23 апреля / 6 мая по 9/22 мая Магические действия накануне или в день начала сева. Наиболее подходили для начала ритуального сева день пророка Иеремии (Еремея Запрягальника). День засевок считался праздничным, сопровождался молебнами и праздничными трапезами.
Засевки
Засевки (засев, парадный засев) - общественные или семейные ритуально-магические действия в начале сева или накануне его (см. также Посевание).
В Европейской части России и в Сибири начало сева яровых хлебов и ритуалы, связанные с ним, в большинстве случаев приходились на период от Егорьева по весенний Николин день. Но, в зависимости от климатических условий, последний мог служить не только завершающим сев пшеницы и ржи, крестьяне при этом говорили: "До Миколы посей - хлеба будет", но считался также серединой посевной - "Николин день из сева не выходит", "До Николина дня - первый сев". В некоторых областях Сибири сев пшеницы наоборот старались приурочить ближе к дню Николы Вешнего, а после него уже сеяли овес и ячмень.
С конца апреля и до конца мая почти каждый день православного календаря указывал на необходимость сева той или иной земледельческой культуры. Одним из наиболее распространенных сроков для ритуального начала посева яровых ржи и пшеницы являлось 1/14 мая - день пророка Иеримиии, в народе - Еремей Запрягальник. В Сибири даже, если земля к этому дню еще не была готова к севу, приговаривали "хоть малость, а посеять нады" (Макаренко А.А. 1995. С.). В некоторых местах оба Еремеева дня (1/14 и 31 мая/13 июня) служили границами всей весенней посевной: "На Еремея Запрягальника подними сетево (севалку), а на Еремея Распрягальника опусти сетево", - приговаривали крестьяне. В некоторых местах началом массового сева считался второй день мая, посвященный церковью памяти перенесения мощей святых угодников Бориса и Глеба (2/15 мая). В связи с важностью этого дня в кругу хозяйственных работ народ именовал святых Сеятелями, а об этом дне говорил: "Борис и Глеб сеют хлеб". К Николину дню полагалось управиться с ранними зерновыми. В день Пахома Бокогрея (15/28 мая) в Европейской России начинался поздний сев пшеницы. Нижняя граница сева ярового хлеба находилась в тесной связи с погодными условиями. При ранней весне ею считались либо день Иоанна Богослова (8/21 мая), либо святых Федора и Вита (16/29 мая) - "На Вита сей: кто сеет после Вита, плохо будет жито", а при поздней весне и, соответственно, севе - 20 мая / 2 июня - Алексеев день или в день Константина и Елены (см. Олена-льняница).

→ Текст задания
Перепечатайте часть текста о засевках, начиная со слов «23 апреля /» и продолжая до слов «и праздничными трапезами.» включительно.

→ Представленные данные
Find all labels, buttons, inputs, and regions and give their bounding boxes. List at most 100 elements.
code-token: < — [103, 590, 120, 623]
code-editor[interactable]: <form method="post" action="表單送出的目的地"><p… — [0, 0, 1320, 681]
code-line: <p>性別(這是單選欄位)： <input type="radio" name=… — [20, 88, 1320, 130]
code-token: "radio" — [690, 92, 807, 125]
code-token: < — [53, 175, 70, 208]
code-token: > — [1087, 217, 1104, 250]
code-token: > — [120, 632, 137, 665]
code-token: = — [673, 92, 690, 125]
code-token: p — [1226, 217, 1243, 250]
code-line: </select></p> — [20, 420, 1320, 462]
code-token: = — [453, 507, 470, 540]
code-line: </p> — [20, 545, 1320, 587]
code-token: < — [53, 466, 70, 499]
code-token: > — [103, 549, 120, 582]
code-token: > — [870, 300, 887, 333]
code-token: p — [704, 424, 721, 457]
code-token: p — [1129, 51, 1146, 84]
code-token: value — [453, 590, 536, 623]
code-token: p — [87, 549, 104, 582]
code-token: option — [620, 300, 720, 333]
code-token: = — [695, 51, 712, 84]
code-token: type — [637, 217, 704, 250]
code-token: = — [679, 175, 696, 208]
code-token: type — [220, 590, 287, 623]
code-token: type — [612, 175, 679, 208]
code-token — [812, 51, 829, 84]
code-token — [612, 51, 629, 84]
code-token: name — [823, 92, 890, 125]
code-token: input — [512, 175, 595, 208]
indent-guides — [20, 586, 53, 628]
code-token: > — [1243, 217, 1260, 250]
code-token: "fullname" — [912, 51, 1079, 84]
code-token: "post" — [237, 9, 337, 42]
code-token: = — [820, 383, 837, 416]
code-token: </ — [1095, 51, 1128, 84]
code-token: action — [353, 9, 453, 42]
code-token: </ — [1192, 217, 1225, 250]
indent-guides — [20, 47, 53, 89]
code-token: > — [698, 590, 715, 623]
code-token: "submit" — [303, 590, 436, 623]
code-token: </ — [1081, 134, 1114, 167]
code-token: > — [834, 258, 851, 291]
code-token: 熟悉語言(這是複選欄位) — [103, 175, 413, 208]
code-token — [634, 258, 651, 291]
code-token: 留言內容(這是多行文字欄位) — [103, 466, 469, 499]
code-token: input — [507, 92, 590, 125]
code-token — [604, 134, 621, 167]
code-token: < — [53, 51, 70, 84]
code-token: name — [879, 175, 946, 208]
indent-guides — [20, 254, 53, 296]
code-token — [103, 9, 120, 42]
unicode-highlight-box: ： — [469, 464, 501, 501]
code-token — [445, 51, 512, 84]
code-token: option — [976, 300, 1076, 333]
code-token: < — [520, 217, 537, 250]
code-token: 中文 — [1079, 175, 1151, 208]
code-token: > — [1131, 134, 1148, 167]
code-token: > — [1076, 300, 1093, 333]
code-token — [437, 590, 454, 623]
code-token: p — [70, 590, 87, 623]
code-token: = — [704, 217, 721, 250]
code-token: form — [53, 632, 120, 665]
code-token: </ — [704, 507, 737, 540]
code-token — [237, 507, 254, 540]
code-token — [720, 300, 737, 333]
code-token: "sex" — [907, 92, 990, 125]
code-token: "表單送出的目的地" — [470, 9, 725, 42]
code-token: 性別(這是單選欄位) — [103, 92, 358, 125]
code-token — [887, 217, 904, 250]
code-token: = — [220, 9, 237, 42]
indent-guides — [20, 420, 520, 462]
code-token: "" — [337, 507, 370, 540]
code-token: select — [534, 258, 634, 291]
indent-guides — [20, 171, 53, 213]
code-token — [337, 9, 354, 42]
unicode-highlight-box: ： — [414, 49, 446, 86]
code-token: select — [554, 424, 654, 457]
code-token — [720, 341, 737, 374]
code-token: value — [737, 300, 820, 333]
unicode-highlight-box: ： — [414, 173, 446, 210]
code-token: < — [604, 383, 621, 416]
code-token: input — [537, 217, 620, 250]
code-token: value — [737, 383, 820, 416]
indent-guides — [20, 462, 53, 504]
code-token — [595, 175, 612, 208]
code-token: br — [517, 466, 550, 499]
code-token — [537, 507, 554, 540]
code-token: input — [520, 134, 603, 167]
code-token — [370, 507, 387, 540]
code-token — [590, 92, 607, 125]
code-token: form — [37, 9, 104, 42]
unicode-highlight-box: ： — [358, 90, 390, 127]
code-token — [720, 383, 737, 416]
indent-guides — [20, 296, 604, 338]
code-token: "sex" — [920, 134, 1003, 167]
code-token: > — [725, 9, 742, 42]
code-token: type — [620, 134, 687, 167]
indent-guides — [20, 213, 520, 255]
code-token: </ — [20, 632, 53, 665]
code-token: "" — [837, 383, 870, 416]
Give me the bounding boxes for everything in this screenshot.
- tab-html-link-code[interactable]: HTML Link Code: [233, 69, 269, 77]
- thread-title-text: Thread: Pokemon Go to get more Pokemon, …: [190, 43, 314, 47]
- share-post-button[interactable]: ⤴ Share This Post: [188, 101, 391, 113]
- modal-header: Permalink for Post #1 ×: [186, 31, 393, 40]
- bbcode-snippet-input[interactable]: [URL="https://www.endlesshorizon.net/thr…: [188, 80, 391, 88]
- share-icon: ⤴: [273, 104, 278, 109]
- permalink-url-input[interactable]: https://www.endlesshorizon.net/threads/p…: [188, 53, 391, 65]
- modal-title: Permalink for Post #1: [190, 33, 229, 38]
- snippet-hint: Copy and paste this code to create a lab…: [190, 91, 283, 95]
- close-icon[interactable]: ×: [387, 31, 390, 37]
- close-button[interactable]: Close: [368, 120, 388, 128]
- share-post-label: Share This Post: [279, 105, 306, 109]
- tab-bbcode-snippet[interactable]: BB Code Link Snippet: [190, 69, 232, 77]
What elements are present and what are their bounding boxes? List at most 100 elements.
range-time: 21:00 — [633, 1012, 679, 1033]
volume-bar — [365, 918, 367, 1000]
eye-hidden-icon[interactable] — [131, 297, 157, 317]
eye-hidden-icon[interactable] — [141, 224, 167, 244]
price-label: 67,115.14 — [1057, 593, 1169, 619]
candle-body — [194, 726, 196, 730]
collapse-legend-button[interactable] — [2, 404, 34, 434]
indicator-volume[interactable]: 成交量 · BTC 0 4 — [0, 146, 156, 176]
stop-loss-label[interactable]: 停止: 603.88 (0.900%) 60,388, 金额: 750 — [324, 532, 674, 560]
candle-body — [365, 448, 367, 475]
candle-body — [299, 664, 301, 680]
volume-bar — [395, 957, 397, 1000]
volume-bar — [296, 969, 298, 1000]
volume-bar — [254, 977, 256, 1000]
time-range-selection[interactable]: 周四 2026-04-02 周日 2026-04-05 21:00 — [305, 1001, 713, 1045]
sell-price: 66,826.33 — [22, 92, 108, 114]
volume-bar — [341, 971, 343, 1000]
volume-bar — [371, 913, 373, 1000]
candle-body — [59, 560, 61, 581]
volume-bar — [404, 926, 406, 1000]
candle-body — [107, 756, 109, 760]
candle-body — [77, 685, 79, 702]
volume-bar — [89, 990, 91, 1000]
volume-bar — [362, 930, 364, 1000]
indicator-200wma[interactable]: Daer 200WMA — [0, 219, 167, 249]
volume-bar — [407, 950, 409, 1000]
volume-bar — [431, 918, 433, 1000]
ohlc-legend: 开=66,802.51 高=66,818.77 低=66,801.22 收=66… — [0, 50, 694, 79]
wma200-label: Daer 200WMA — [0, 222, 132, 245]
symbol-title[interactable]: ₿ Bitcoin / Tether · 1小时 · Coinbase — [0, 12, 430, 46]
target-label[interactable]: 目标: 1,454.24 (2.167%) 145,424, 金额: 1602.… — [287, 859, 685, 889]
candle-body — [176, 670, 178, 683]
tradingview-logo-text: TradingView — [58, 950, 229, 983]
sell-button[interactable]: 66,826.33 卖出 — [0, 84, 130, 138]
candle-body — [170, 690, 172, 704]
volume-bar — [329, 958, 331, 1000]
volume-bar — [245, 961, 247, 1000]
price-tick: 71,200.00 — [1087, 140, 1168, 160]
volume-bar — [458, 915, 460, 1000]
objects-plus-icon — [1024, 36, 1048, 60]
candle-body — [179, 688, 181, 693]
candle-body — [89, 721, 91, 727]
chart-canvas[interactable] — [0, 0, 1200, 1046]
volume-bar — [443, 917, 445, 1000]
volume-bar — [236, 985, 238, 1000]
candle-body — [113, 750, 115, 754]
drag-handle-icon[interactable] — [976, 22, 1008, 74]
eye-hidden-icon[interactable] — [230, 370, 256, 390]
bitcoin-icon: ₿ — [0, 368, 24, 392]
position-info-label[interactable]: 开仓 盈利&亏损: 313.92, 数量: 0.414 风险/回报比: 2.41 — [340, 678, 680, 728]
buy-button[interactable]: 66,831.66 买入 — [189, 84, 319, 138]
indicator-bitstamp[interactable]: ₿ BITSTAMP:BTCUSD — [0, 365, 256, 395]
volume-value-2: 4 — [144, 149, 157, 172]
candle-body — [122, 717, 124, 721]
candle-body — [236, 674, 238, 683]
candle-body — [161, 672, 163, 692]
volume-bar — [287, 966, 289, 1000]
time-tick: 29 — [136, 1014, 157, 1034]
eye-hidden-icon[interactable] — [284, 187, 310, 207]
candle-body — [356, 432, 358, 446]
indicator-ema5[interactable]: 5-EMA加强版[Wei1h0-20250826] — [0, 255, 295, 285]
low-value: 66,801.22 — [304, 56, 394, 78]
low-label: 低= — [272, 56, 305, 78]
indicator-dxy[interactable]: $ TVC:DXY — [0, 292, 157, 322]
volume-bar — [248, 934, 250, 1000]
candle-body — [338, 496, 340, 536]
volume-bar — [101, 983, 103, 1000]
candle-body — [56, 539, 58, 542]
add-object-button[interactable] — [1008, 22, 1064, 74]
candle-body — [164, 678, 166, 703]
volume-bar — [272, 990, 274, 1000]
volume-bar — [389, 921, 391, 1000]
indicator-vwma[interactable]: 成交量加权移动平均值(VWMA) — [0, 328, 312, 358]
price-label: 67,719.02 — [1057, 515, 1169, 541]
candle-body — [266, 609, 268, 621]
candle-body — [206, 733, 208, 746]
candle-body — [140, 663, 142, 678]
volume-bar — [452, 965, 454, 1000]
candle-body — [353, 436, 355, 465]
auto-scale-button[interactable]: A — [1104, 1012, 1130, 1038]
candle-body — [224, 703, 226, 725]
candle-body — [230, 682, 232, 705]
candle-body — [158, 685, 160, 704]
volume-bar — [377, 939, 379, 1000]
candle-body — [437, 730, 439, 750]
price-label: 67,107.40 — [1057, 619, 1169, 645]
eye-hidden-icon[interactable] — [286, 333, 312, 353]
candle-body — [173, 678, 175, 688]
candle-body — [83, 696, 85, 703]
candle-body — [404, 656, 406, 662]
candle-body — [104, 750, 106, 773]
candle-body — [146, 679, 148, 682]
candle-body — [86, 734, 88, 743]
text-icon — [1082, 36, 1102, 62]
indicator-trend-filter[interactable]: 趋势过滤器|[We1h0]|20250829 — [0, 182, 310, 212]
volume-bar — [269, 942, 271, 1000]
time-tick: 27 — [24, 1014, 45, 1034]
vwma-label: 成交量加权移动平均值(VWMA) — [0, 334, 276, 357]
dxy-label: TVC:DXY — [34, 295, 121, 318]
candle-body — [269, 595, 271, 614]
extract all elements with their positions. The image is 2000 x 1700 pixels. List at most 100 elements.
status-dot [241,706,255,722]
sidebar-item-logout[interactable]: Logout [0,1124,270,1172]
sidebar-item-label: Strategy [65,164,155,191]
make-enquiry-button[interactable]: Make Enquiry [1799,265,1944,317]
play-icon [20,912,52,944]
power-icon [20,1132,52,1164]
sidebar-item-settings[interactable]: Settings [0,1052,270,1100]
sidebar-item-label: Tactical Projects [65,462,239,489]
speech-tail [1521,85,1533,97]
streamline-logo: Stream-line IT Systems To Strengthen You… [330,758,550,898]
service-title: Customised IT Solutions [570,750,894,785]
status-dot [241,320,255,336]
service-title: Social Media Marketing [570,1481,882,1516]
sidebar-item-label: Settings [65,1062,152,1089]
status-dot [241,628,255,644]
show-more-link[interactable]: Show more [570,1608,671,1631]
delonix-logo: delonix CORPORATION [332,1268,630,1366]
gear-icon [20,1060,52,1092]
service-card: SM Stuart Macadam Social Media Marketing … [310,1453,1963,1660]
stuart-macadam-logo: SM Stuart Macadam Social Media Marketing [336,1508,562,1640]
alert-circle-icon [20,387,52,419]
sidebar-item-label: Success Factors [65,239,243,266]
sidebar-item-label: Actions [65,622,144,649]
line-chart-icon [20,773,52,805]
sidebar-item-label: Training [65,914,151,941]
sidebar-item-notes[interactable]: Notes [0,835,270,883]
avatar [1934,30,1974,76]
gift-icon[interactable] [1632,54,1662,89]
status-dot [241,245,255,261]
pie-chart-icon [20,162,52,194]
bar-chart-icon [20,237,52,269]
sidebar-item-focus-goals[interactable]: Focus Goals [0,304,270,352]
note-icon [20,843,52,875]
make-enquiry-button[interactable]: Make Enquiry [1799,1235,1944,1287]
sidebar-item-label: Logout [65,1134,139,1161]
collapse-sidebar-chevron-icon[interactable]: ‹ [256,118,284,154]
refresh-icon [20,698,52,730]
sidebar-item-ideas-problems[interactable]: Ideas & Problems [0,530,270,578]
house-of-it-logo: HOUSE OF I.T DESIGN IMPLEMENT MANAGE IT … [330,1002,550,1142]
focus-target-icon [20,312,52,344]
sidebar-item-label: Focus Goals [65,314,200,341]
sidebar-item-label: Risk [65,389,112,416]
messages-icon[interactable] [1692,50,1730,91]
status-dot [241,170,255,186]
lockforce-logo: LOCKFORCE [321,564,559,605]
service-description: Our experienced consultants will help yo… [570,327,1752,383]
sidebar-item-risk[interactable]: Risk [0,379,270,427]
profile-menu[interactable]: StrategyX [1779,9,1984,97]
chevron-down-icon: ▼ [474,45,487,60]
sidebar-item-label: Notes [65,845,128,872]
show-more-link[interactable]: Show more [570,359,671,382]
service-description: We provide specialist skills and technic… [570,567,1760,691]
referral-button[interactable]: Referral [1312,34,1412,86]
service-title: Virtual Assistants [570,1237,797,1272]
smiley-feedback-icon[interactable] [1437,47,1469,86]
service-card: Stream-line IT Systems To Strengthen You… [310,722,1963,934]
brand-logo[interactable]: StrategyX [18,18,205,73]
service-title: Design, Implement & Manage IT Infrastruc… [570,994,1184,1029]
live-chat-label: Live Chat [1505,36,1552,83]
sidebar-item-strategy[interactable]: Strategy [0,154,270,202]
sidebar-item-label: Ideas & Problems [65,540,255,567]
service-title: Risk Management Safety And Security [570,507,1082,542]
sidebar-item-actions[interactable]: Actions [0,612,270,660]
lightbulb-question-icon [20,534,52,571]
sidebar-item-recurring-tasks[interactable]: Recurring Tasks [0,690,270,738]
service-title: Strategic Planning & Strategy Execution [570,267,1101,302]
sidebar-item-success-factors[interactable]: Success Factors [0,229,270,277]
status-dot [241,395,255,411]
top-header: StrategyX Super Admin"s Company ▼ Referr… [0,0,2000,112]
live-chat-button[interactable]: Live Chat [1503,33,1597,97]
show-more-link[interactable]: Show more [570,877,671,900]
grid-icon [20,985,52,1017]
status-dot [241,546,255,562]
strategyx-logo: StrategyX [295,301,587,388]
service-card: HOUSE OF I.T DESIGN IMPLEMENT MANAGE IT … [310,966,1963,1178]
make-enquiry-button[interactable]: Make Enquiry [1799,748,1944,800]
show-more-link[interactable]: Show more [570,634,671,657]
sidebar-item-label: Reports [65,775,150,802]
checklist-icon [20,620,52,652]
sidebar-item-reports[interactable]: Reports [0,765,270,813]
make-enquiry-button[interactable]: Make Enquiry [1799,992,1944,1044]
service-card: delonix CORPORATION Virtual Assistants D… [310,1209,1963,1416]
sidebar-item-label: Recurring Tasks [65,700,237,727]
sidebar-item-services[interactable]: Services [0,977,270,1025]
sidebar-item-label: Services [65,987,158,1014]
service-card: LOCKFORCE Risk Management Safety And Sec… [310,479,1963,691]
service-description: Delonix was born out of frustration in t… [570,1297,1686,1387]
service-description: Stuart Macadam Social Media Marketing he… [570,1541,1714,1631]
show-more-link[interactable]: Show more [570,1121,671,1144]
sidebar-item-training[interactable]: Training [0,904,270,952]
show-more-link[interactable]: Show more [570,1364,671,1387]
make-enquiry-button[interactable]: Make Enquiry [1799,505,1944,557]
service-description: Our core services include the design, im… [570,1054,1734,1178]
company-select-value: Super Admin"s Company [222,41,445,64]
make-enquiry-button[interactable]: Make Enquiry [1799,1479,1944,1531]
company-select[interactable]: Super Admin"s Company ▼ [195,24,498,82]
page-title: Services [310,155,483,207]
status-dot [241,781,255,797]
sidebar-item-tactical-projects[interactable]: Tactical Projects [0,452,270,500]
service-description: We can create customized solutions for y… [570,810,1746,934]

→ Образец ответа
23 апреля / 6 мая по 9/22 мая Магические действия накануне или в день начала сева. Наиболее подходили для начала ритуального сева день пророка Иеремии (Еремея Запрягальника). День засевок считался праздничным, сопровождался молебнами и праздничными трапезами.